# Direction
Filter the lines below, copying only those with the string "заключения".

# Data entries
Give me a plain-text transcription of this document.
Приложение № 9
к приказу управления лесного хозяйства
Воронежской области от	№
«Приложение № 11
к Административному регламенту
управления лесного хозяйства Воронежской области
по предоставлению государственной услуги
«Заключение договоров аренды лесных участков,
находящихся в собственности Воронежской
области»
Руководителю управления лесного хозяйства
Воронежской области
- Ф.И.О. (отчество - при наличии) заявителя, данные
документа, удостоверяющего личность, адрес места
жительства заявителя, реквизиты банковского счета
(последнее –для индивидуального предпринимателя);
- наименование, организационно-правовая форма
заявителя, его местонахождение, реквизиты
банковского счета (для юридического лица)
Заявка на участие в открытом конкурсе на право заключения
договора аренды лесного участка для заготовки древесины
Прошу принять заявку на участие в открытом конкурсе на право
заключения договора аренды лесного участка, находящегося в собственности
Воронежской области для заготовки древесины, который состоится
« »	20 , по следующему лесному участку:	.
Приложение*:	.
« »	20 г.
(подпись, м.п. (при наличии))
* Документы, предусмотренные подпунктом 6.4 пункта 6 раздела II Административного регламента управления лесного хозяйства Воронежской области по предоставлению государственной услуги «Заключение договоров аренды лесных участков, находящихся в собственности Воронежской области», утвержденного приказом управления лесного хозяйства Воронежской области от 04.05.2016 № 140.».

# Output of the task
Заявка на участие в открытом конкурсе на право заключения
заключения договора аренды лесного участка, находящегося в собственности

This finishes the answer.